* _Written task_
Without the pictures, set down the records below word for word.
>> Start
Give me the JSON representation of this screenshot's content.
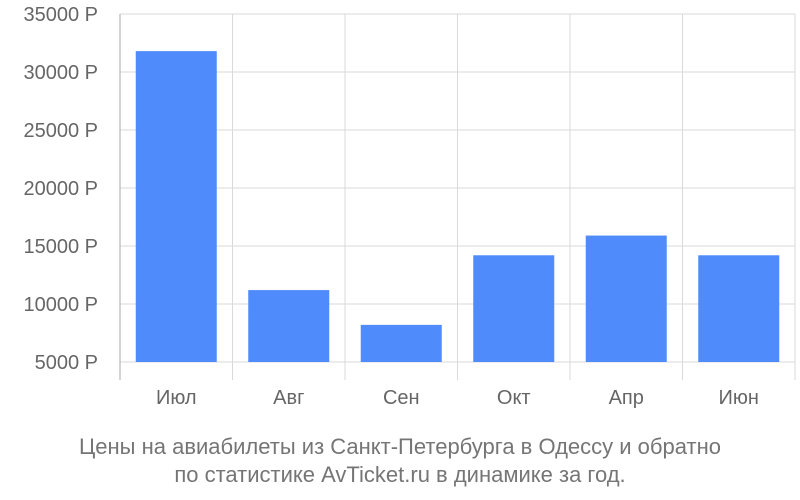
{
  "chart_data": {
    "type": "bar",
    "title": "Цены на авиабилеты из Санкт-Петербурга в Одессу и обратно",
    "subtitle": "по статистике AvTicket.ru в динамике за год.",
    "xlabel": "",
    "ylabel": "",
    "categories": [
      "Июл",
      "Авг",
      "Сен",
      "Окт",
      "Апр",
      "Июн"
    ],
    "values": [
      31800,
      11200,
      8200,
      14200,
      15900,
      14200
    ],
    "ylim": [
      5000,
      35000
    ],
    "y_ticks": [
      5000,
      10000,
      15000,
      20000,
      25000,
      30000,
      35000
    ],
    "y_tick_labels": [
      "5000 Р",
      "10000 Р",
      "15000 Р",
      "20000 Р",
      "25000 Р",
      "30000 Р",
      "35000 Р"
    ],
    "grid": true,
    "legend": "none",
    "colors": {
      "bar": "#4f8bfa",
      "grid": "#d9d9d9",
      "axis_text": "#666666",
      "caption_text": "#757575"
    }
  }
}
>> End
* _Reply to the exercise_
Give me the JSON representation of this screenshot's content.
{
  "chart_data": {
    "type": "bar",
    "title": "Цены на авиабилеты из Санкт-Петербурга в Одессу и обратно",
    "subtitle": "по статистике AvTicket.ru в динамике за год.",
    "xlabel": "",
    "ylabel": "",
    "categories": [
      "Июл",
      "Авг",
      "Сен",
      "Окт",
      "Апр",
      "Июн"
    ],
    "values": [
      31800,
      11200,
      8200,
      14200,
      15900,
      14200
    ],
    "ylim": [
      5000,
      35000
    ],
    "y_ticks": [
      5000,
      10000,
      15000,
      20000,
      25000,
      30000,
      35000
    ],
    "y_tick_labels": [
      "5000 Р",
      "10000 Р",
      "15000 Р",
      "20000 Р",
      "25000 Р",
      "30000 Р",
      "35000 Р"
    ],
    "grid": true,
    "legend": "none",
    "colors": {
      "bar": "#4f8bfa",
      "grid": "#d9d9d9",
      "axis_text": "#666666",
      "caption_text": "#757575"
    }
  }
}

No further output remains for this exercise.